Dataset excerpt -
##########
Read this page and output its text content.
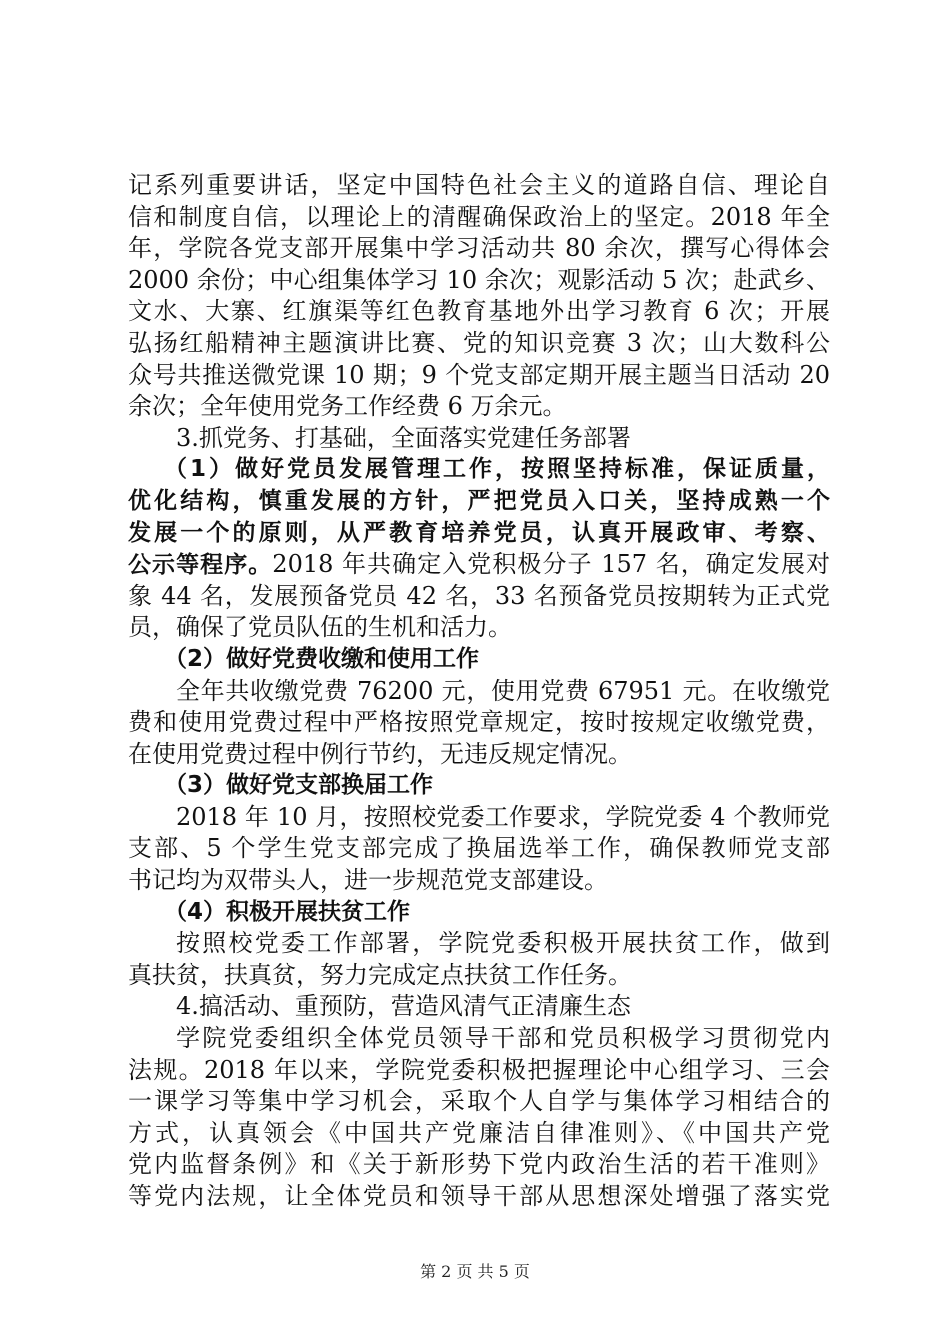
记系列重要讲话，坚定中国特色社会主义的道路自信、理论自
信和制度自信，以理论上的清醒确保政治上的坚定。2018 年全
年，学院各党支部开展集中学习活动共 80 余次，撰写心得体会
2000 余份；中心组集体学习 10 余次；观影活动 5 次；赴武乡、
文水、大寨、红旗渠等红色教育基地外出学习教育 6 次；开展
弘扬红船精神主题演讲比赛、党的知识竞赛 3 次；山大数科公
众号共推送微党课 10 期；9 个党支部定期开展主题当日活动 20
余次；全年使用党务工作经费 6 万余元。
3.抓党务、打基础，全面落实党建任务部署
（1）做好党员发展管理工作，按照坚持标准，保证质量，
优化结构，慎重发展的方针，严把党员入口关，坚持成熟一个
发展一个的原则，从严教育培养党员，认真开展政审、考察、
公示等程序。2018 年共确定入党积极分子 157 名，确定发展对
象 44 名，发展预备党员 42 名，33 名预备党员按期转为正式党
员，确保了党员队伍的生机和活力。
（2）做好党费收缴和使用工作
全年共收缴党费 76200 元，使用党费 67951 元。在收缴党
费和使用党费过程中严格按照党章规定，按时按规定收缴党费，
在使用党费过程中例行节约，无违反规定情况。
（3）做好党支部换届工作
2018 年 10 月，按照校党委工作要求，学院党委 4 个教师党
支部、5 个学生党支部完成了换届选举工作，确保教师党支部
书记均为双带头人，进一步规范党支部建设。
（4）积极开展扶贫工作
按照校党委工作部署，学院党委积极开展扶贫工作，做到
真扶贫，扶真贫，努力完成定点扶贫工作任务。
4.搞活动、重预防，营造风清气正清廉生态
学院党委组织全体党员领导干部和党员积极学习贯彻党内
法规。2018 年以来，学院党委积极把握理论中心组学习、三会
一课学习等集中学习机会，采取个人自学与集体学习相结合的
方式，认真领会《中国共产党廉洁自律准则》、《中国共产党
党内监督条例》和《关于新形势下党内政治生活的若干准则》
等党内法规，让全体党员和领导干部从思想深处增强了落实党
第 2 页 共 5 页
##########
Set problem - Set every line down exactly as written, leaving each picture out.

Solution to the exercise -
Read this page and output its text content.
记系列重要讲话，坚定中国特色社会主义的道路自信、理论自
信和制度自信，以理论上的清醒确保政治上的坚定。2018 年全
年，学院各党支部开展集中学习活动共 80 余次，撰写心得体会
2000 余份；中心组集体学习 10 余次；观影活动 5 次；赴武乡、
文水、大寨、红旗渠等红色教育基地外出学习教育 6 次；开展
弘扬红船精神主题演讲比赛、党的知识竞赛 3 次；山大数科公
众号共推送微党课 10 期；9 个党支部定期开展主题当日活动 20
余次；全年使用党务工作经费 6 万余元。
3.抓党务、打基础，全面落实党建任务部署
（1）做好党员发展管理工作，按照坚持标准，保证质量，
优化结构，慎重发展的方针，严把党员入口关，坚持成熟一个
发展一个的原则，从严教育培养党员，认真开展政审、考察、
公示等程序。2018 年共确定入党积极分子 157 名，确定发展对
象 44 名，发展预备党员 42 名，33 名预备党员按期转为正式党
员，确保了党员队伍的生机和活力。
（2）做好党费收缴和使用工作
全年共收缴党费 76200 元，使用党费 67951 元。在收缴党
费和使用党费过程中严格按照党章规定，按时按规定收缴党费，
在使用党费过程中例行节约，无违反规定情况。
（3）做好党支部换届工作
2018 年 10 月，按照校党委工作要求，学院党委 4 个教师党
支部、5 个学生党支部完成了换届选举工作，确保教师党支部
书记均为双带头人，进一步规范党支部建设。
（4）积极开展扶贫工作
按照校党委工作部署，学院党委积极开展扶贫工作，做到
真扶贫，扶真贫，努力完成定点扶贫工作任务。
4.搞活动、重预防，营造风清气正清廉生态
学院党委组织全体党员领导干部和党员积极学习贯彻党内
法规。2018 年以来，学院党委积极把握理论中心组学习、三会
一课学习等集中学习机会，采取个人自学与集体学习相结合的
方式，认真领会《中国共产党廉洁自律准则》、《中国共产党
党内监督条例》和《关于新形势下党内政治生活的若干准则》
等党内法规，让全体党员和领导干部从思想深处增强了落实党
第 2 页 共 5 页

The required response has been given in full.